*PROMPT A*. Which lines of the entries contain the word "with"? Extract each of them, treating uppercase and lowercase as different.

The manuscript has made a small circle of rounds, either for review or because someone felt they could help promote the work. And of all the folks who have read it, only two readers complained that the romantic part didn’t come soon enough in the story.  I have to admit that was frustrating to hear, because so much cool stuff transpires before they meet in the book.  Paris, London, Rome, Vienna, dancing, singing, and ocean liners for Helen. Tragedy, endurance, ambition, aviation, air racing, and adventure for Chum.  And all of the action is true and verifiable. What do these readers think?  Is real life no more than a love story?  Is their life no more than a love story?

*GIVEN DATA*.
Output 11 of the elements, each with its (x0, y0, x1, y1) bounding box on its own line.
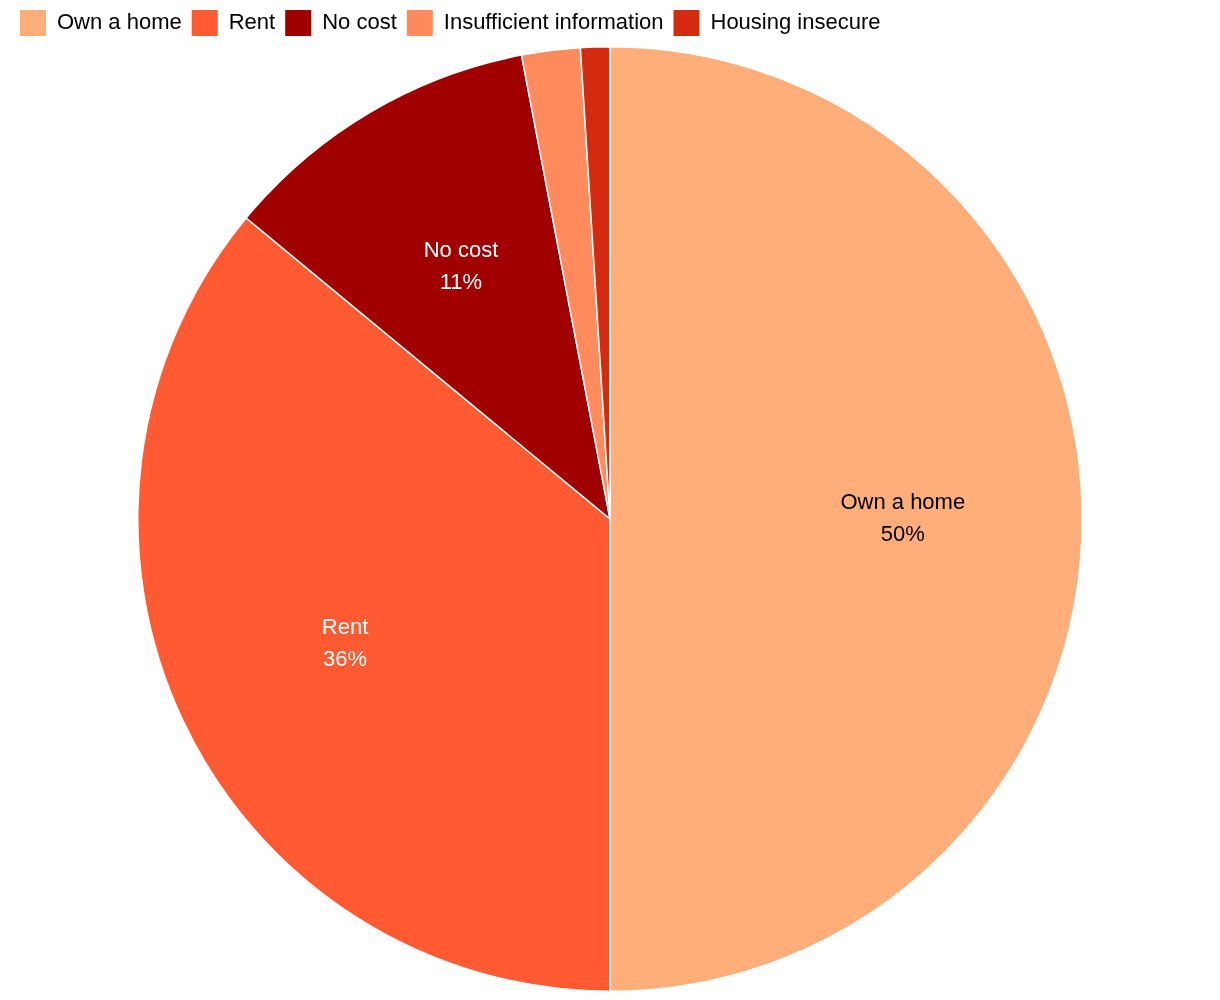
slice-label: No cost (423, 237, 499, 263)
legend-label: Insufficient information (443, 9, 664, 35)
data-label: 11% (439, 269, 483, 295)
legend-label: Own a home (57, 9, 182, 35)
slice-label: Own a home (840, 489, 966, 515)
data-label: 36% (323, 645, 368, 671)
slice-label: Rent (321, 613, 369, 639)
legend-label: Housing insecure (710, 9, 881, 35)
legend-label: Rent (228, 9, 276, 35)
legend-label: No cost (322, 9, 397, 35)
data-label: 50% (880, 521, 925, 547)
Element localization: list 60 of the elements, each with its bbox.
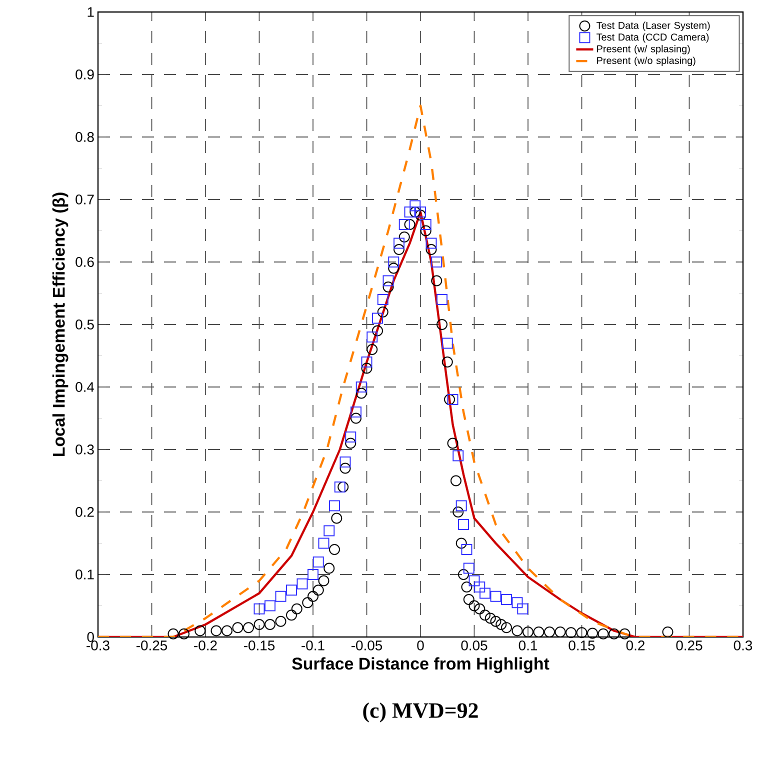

*PROMPT B*. Could you carry on the passage about the manuscript and its readers, starting right after its final sentence?

*WRITTEN RESPONSE A*.
Output 11 of the elements, each with its (x0, y0, x1, y1) bounding box on its own line.
Element localization: list 60 of the elements, each with its bbox.

*WRITTEN RESPONSE B*.
I understand enough to say that these folks are looking for a marketable formula. They look for the effort to possess the elements that sell in fiction. However my work is creative nonfiction and follows no predictable pattern, just like any persons life. These two people pursued avenues that opened to them, as we all do.  It’s just that their paths included vaudeville stages, the silver screen and the golden age of aviation. Isn’t that enough?  I wrote the book to chronicle two actual lives. If the work sells on that merit, that will be wonderful. My limit is changing the story up to fit a commercial template. To even think of shuffling the events around feels sleazy and unethical.

It was my son, my sage, who reduced the conundrum down to a simple truth. He explained that once I commit the words to paper I lose control of how readers perceive them. And he is right. After the telling, the tale belongs to each individual and their unique interpretations.  And that means letting go of the outcome.